WASHINGTON, iNews.id - Badai salju dahsyat yang menyapu sebagian wilayah Amerika Serikat (AS) memaksa Presiden Donald Trump menetapkan keadaan darurat federal. Cuaca ekstrem tersebut melumpuhkan pasokan listrik, mengacaukan transportasi udara, serta mengancam keselamatan ratusan juta warga AS.
Badai musim dingin yang disebut Trump sebagai “bersejarah” ini menyebabkan lebih dari 1 juta pelanggan kehilangan listrik dan memicu pembatalan lebih dari 10.000 penerbangan di seluruh negeri. Salju tebal dan hujan es membuat aktivitas warga nyaris terhenti di banyak negara bagian.
Merespons situasi tersebut, Trump menyetujui penetapan status darurat federal setelah hampir 20 negara bagian serta Distrik Columbia menyatakan keadaan darurat cuaca.

Ketentuan Tugas:
**1.** Jawablah pertanyaan berikut berdasarkan berita tentang badai salju di AS.
(a) Berapa banyak pelanggan yang kehilangan listrik akibat badai tersebut?
(b) Berapa jumlah penerbangan yang dibatalkan di seluruh negeri?
(c) Wilayah mana saja yang telah menyatakan keadaan darurat cuaca sebelum Trump menyetujui status darurat federal?
**2.** Sambung berita tentang badai salju di AS itu mulai dari kalimat terakhirnya.

Data Hasil Ekstraksi:
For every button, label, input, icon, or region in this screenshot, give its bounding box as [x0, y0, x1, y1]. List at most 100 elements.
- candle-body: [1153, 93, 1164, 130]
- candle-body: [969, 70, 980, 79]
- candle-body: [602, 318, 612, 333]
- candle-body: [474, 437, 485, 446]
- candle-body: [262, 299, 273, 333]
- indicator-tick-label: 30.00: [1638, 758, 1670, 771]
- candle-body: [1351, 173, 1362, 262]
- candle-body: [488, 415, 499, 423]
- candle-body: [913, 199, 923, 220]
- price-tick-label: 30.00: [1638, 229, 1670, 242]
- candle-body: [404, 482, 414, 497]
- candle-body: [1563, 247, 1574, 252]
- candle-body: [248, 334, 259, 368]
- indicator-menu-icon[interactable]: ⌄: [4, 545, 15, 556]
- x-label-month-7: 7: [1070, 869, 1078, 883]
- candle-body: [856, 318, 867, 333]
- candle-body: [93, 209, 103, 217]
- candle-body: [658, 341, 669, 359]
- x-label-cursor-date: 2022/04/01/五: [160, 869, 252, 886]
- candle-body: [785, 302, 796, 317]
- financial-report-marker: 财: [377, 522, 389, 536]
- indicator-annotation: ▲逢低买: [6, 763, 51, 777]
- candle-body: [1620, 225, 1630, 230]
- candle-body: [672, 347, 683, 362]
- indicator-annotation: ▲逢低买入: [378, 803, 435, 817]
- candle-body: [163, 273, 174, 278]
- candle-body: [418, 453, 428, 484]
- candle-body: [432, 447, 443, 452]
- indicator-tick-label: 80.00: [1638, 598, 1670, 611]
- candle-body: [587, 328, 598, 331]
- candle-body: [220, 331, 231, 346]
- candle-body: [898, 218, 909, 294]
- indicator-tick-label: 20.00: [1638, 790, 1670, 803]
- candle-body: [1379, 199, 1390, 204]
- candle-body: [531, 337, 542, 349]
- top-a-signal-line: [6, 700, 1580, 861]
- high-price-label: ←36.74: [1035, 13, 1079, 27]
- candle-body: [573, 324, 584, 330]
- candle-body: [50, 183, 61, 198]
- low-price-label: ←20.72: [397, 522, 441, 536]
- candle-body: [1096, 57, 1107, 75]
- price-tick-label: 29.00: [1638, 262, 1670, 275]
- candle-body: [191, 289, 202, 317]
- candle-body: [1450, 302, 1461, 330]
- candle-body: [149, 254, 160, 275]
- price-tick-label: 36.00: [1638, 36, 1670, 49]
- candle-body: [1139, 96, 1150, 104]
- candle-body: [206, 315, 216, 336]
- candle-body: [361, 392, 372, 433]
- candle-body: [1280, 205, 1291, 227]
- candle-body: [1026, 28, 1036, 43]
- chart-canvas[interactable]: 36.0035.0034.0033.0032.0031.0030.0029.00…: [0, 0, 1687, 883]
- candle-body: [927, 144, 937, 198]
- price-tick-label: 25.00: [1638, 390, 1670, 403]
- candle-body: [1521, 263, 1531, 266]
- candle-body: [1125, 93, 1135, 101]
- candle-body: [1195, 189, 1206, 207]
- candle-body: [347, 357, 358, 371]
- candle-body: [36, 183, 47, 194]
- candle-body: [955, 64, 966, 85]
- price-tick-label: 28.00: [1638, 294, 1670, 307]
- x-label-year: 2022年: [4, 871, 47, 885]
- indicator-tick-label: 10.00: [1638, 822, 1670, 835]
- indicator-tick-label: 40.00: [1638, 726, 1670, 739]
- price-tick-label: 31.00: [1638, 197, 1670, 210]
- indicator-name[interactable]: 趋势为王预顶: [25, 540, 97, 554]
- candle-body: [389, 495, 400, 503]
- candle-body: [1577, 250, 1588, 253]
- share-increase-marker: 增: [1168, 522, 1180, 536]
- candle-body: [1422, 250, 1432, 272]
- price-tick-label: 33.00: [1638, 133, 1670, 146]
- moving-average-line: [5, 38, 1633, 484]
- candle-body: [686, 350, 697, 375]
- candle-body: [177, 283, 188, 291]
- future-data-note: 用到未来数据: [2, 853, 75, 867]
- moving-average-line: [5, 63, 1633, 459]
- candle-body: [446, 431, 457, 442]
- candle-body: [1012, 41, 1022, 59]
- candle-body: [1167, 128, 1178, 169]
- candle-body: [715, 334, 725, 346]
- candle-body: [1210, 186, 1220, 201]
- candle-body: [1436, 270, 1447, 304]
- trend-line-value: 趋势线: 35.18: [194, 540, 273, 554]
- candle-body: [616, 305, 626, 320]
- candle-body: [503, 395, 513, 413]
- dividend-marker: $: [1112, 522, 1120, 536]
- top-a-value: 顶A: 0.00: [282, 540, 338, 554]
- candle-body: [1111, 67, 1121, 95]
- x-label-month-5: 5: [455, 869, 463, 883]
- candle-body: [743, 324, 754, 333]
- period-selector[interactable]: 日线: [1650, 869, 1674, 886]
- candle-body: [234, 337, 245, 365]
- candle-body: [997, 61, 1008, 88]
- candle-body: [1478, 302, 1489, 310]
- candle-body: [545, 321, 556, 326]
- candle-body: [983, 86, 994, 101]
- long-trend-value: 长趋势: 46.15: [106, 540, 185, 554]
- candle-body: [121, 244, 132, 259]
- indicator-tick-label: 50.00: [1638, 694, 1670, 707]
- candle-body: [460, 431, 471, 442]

Jawaban Tiap Butir:
**1.**
(a) Lebih dari 1 juta pelanggan.
(b) Lebih dari 10.000 penerbangan.
(c) Hampir 20 negara bagian serta Distrik Columbia.

**2.**
“Kami akan terus memantau dan tetap berhubungan dengan semua negara bagian yang berada di jalur badai ini. Tetap aman dan tetap hangat,” tulis Trump melalui Truth Social.
Badan Layanan Cuaca Nasional (NWS) memperkirakan, badai menerjang sekitar dua pertiga wilayah timur AS dan akan berlangsung sepanjang pekan. Suhu anjlok jauh di bawah titik beku, menciptakan kondisi berbahaya bagi transportasi darat maupun udara.
Data PowerOutage mencatat, hingga Minggu siang waktu setempat, 1.005.641 pelanggan mengalami pemadaman listrik, dengan Tennessee menjadi wilayah terdampak terparah. Dampak signifikan juga dirasakan di Mississippi, Texas, Louisiana, Kentucky, Georgia, Virginia, hingga Alabama.
“Ini adalah badai yang unik karena cakupannya sangat luas,” kata pakar meteorologi NWS, Allison Santorelli.